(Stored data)
-- START --

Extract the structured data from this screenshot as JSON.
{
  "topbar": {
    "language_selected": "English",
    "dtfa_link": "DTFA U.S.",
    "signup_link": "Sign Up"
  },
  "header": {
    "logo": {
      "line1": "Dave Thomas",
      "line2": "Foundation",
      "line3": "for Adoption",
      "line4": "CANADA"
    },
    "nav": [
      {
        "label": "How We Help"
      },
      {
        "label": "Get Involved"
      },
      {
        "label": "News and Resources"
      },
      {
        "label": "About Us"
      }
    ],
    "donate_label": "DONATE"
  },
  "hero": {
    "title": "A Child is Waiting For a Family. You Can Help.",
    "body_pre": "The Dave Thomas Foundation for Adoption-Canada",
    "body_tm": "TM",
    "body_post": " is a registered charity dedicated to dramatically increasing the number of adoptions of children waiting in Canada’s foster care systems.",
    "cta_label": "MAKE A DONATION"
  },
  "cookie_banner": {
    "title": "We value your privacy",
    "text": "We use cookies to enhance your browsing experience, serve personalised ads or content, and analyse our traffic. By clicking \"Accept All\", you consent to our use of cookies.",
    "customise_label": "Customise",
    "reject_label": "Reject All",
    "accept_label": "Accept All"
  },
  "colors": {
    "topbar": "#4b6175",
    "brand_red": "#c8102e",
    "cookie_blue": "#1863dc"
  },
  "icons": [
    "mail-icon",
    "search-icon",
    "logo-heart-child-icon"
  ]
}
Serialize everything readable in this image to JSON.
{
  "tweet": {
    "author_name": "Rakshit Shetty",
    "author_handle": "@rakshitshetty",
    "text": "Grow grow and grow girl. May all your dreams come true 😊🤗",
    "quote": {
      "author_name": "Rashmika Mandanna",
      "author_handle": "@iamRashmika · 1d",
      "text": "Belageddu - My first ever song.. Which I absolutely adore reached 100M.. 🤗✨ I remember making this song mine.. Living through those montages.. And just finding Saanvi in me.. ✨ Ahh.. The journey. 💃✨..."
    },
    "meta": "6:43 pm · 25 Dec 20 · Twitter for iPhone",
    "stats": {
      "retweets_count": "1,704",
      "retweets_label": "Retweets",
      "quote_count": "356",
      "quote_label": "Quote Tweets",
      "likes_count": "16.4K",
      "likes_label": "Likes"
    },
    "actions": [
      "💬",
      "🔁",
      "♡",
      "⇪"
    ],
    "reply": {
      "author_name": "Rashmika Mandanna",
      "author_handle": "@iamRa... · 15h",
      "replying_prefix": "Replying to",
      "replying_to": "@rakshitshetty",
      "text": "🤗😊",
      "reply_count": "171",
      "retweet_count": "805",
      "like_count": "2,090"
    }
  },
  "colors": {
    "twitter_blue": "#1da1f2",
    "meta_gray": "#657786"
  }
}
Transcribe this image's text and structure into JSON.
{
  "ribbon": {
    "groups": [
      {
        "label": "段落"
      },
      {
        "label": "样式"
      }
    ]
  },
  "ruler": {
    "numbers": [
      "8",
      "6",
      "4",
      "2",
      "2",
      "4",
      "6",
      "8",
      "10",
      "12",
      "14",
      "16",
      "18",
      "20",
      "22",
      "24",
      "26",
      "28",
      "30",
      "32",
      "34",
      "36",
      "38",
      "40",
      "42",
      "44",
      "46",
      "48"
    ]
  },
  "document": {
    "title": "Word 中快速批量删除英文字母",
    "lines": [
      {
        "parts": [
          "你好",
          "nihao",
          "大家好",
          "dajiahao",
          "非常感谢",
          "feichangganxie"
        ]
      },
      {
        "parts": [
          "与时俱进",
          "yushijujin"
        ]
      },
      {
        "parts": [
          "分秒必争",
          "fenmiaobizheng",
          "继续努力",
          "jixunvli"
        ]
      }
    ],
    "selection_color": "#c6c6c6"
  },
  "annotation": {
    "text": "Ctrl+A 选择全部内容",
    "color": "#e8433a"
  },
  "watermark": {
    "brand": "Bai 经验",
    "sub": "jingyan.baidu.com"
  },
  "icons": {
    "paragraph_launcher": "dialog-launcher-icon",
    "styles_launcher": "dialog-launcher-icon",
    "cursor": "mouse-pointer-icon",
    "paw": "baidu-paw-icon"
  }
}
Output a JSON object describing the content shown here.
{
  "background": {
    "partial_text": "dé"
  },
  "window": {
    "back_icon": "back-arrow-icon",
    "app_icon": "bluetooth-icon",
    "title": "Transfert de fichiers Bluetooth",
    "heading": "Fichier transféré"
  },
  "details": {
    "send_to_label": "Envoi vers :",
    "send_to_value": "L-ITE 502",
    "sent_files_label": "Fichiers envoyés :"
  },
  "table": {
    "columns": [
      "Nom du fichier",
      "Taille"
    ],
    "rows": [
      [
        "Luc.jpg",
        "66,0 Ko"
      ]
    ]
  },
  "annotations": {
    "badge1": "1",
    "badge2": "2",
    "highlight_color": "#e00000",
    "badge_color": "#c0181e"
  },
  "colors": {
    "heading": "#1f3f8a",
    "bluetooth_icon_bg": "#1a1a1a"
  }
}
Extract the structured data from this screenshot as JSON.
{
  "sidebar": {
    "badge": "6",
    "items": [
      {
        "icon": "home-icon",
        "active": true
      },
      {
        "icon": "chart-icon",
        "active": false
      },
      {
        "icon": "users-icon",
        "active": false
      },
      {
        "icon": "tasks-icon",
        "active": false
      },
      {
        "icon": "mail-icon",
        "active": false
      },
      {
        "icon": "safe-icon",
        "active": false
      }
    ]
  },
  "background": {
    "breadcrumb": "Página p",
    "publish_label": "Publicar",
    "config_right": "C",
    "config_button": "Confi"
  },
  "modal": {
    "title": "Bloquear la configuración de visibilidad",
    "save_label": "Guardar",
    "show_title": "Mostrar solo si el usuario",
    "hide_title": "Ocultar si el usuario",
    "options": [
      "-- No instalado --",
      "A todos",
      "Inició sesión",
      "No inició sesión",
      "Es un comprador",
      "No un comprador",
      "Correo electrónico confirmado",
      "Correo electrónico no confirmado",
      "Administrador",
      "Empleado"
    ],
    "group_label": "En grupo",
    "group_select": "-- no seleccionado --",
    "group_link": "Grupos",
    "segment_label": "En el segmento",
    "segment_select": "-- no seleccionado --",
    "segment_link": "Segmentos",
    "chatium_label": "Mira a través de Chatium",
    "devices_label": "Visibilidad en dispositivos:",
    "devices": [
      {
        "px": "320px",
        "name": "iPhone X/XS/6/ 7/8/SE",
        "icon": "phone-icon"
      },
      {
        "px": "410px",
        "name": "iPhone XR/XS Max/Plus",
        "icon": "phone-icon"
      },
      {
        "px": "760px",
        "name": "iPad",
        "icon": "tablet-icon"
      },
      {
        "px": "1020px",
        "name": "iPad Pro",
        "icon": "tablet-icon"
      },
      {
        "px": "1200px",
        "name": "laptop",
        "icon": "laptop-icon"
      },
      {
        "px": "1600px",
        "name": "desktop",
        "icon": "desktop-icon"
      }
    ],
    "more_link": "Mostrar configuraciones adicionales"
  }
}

-- END --

- TASK -
Go through the records and copy each line with "Help" in it.

- COMPLETE RESPONSE -
        "label": "How We Help"
    "title": "A Child is Waiting For a Family. You Can Help.",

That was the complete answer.